WRITTEN EXERCISE: Can you reproduce the lines in the saved entries that begin with the line containing "- comp-data-detail[interactable]: ▤数据详情: [44, 257, 122, 291]" and end with the line containing "- comp-container[interactable]: ▢普通容器: [126, 257, 204, 291]", including both of those lines?

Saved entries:
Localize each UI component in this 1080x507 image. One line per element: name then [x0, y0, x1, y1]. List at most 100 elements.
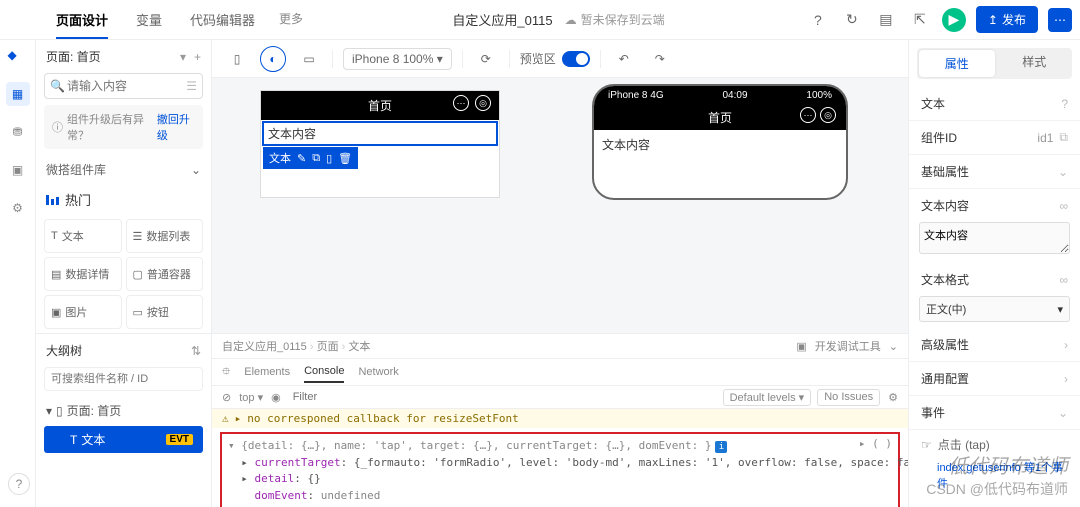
- comp-data-detail[interactable]: ▤数据详情: [44, 257, 122, 291]
- phone-edit-frame[interactable]: 首页 ⋯◎ 文本内容 文本 ✎ ⧉ ▯ 🗑: [260, 90, 500, 198]
- tab-attributes[interactable]: 属性: [919, 50, 995, 77]
- tab-network[interactable]: Network: [358, 362, 398, 382]
- copy-icon[interactable]: ⧉: [312, 152, 320, 165]
- comp-data-list[interactable]: ☰数据列表: [126, 219, 204, 253]
- console-settings-icon[interactable]: ⚙: [888, 391, 898, 404]
- comp-container[interactable]: ▢普通容器: [126, 257, 204, 291]
- tab-console[interactable]: Console: [304, 361, 344, 383]
- tree-sort-icon[interactable]: ⇅: [191, 344, 201, 358]
- refresh-icon[interactable]: ⟳: [473, 46, 499, 72]
- rail-image-icon[interactable]: ▣: [6, 158, 30, 182]
- hot-section[interactable]: 热门: [36, 184, 211, 215]
- text-format-select[interactable]: 正文(中)▾: [919, 296, 1070, 322]
- cloud-status: ☁暂未保存到云端: [565, 11, 665, 28]
- bc-page[interactable]: 页面: [317, 341, 346, 353]
- event-tap-row[interactable]: ☞ 点击 (tap): [909, 430, 1080, 459]
- canvas-stage: 首页 ⋯◎ 文本内容 文本 ✎ ⧉ ▯ 🗑 iPhone 8 4G 04:09 …: [212, 78, 908, 333]
- bc-app[interactable]: 自定义应用_0115: [222, 341, 314, 353]
- share-icon[interactable]: ⇱: [908, 8, 932, 32]
- devtools-label[interactable]: 开发调试工具: [815, 338, 881, 354]
- tree-root[interactable]: ▾ ▯ 页面: 首页: [36, 397, 211, 424]
- comp-text[interactable]: T文本: [44, 219, 122, 253]
- save-icon[interactable]: ▤: [874, 8, 898, 32]
- comp-image[interactable]: ▣图片: [44, 295, 122, 329]
- inspect-icon[interactable]: ⯐: [222, 363, 230, 382]
- bc-node[interactable]: 文本: [348, 341, 370, 353]
- console-tabs: ⯐ Elements Console Network: [212, 359, 908, 386]
- chevron-down-icon[interactable]: ⌄: [889, 340, 898, 353]
- menu-dots-icon[interactable]: ⋯: [453, 95, 469, 111]
- rail-data-icon[interactable]: ⛃: [6, 120, 30, 144]
- paste-icon[interactable]: ▯: [326, 152, 332, 165]
- top-right-actions: ? ↻ ▤ ⇱ ▶ ↥发布 ⋯: [806, 6, 1072, 33]
- history-icon[interactable]: ↻: [840, 8, 864, 32]
- expand-arrow[interactable]: ▸ ( ): [859, 436, 892, 453]
- chevron-down-icon: ⌄: [191, 163, 201, 177]
- tab-page-design[interactable]: 页面设计: [44, 2, 120, 37]
- target-icon[interactable]: ◎: [475, 95, 491, 111]
- switch-icon[interactable]: [562, 51, 590, 67]
- filter-input[interactable]: [289, 388, 715, 406]
- info-badge-icon[interactable]: i: [715, 441, 727, 453]
- event-action-link[interactable]: index.getuserinfo 等1个事件: [909, 459, 1080, 497]
- redo-icon[interactable]: ↷: [647, 46, 673, 72]
- rail-layout-icon[interactable]: ▦: [6, 82, 30, 106]
- search-input[interactable]: [44, 73, 203, 99]
- selected-text-element[interactable]: 文本内容: [263, 122, 497, 145]
- device-tablet-icon[interactable]: ◐: [260, 46, 286, 72]
- clear-console-icon[interactable]: ⊘: [222, 391, 231, 404]
- component-title-row: 文本 ?: [909, 87, 1080, 121]
- undo-icon[interactable]: ↶: [611, 46, 637, 72]
- tree-header: 大纲树 ⇅: [36, 333, 211, 367]
- phone1-header: 首页 ⋯◎: [261, 91, 499, 120]
- eye-icon[interactable]: ◉: [271, 391, 281, 404]
- tab-elements[interactable]: Elements: [244, 362, 290, 382]
- device-desktop-icon[interactable]: ▭: [296, 46, 322, 72]
- help-icon[interactable]: ?: [806, 8, 830, 32]
- help-fab[interactable]: ?: [8, 473, 30, 495]
- component-library-header[interactable]: 微搭组件库⌄: [36, 155, 211, 184]
- play-icon[interactable]: ▶: [942, 8, 966, 32]
- comp-button[interactable]: ▭按钮: [126, 295, 204, 329]
- tab-variables[interactable]: 变量: [124, 2, 174, 37]
- device-mobile-icon[interactable]: ▯: [224, 46, 250, 72]
- events-header[interactable]: 事件⌄: [909, 396, 1080, 430]
- tree-search-input[interactable]: [44, 367, 203, 391]
- levels-selector[interactable]: Default levels ▾: [723, 389, 812, 406]
- tab-more[interactable]: 更多: [271, 2, 311, 37]
- issues-pill[interactable]: No Issues: [817, 389, 880, 406]
- filter-icon[interactable]: ☰: [186, 79, 197, 93]
- scope-selector[interactable]: top ▾: [239, 391, 263, 404]
- add-page-icon[interactable]: +: [194, 50, 201, 64]
- battery-text: 100%: [806, 90, 832, 101]
- more-actions-button[interactable]: ⋯: [1048, 8, 1072, 32]
- page-label[interactable]: 页面: 首页: [46, 48, 101, 65]
- copy-icon[interactable]: ⧉: [1059, 130, 1068, 145]
- tab-code-editor[interactable]: 代码编辑器: [178, 2, 267, 37]
- link-icon[interactable]: ∞: [1059, 273, 1068, 287]
- target-icon[interactable]: ◎: [820, 107, 836, 123]
- basic-props-header[interactable]: 基础属性⌄: [909, 155, 1080, 189]
- menu-dots-icon[interactable]: ⋯: [800, 107, 816, 123]
- edit-icon[interactable]: ✎: [297, 152, 306, 165]
- console-log-object[interactable]: ▸ ( ) ▾ {detail: {…}, name: 'tap', targe…: [220, 432, 900, 507]
- chevron-right-icon[interactable]: ▸: [235, 412, 242, 425]
- tree-child-text[interactable]: T文本 EVT: [44, 426, 203, 453]
- publish-button[interactable]: ↥发布: [976, 6, 1038, 33]
- upgrade-link[interactable]: 撤回升级: [157, 111, 195, 143]
- link-icon[interactable]: ∞: [1059, 199, 1068, 213]
- preview-toggle[interactable]: 预览区: [520, 50, 590, 67]
- text-content-input[interactable]: [919, 222, 1070, 254]
- general-config-header[interactable]: 通用配置›: [909, 362, 1080, 396]
- upgrade-alert: ⓘ 组件升级后有异常？ 撤回升级: [44, 105, 203, 149]
- device-selector[interactable]: iPhone 8 100% ▾: [343, 48, 452, 70]
- delete-icon[interactable]: 🗑: [338, 152, 352, 165]
- tab-styles[interactable]: 样式: [997, 48, 1073, 79]
- help-icon[interactable]: ?: [1061, 97, 1068, 111]
- console-body[interactable]: ▸ ( ) ▾ {detail: {…}, name: 'tap', targe…: [212, 428, 908, 507]
- page-dropdown-icon[interactable]: ▾: [180, 50, 186, 64]
- top-tabs: 页面设计 变量 代码编辑器 更多: [44, 2, 311, 37]
- advanced-props-header[interactable]: 高级属性›: [909, 328, 1080, 362]
- hot-icon: [46, 195, 59, 205]
- rail-settings-icon[interactable]: ⚙: [6, 196, 30, 220]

ANSWER BELOW:
- comp-data-detail[interactable]: ▤数据详情: [44, 257, 122, 291]
- phone-edit-frame[interactable]: 首页 ⋯◎ 文本内容 文本 ✎ ⧉ ▯ 🗑: [260, 90, 500, 198]
- tab-attributes[interactable]: 属性: [919, 50, 995, 77]
- tab-network[interactable]: Network: [358, 362, 398, 382]
- copy-icon[interactable]: ⧉: [312, 152, 320, 165]
- comp-data-list[interactable]: ☰数据列表: [126, 219, 204, 253]
- console-settings-icon[interactable]: ⚙: [888, 391, 898, 404]
- comp-container[interactable]: ▢普通容器: [126, 257, 204, 291]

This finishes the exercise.